[Task requirements]: Identify every line in the records below that contains the word "image", and reproduce each one.

[Dataset records]:
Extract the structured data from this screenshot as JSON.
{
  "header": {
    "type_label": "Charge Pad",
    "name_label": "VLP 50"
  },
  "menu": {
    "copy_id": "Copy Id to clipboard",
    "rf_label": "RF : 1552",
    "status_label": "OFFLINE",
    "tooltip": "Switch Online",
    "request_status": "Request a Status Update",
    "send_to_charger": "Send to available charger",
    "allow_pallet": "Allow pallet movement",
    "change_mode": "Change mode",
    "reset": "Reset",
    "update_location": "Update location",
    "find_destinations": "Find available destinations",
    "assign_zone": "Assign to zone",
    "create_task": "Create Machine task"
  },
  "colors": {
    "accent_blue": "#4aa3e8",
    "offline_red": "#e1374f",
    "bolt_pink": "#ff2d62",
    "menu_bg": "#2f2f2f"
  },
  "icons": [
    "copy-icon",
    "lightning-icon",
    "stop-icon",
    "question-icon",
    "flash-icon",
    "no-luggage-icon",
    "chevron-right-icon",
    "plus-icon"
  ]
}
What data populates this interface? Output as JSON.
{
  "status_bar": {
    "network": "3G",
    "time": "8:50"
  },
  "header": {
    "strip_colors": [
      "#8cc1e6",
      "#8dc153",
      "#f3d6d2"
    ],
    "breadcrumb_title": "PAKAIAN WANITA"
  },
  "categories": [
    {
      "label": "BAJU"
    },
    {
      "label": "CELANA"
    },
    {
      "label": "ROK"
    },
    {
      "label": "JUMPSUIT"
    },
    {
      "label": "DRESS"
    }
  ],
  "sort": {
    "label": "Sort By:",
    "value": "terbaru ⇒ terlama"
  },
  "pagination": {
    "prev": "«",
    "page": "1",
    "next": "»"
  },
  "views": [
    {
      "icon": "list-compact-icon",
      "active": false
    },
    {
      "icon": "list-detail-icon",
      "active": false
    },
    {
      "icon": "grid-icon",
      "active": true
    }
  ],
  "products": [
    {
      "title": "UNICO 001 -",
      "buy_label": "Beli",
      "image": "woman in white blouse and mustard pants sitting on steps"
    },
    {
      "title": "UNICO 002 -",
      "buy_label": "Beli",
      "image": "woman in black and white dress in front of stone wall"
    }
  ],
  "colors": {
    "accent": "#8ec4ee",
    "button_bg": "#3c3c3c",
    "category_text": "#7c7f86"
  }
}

[Solution for this task]:
      "image": "woman in white blouse and mustard pants sitting on steps"
      "image": "woman in black and white dress in front of stone wall"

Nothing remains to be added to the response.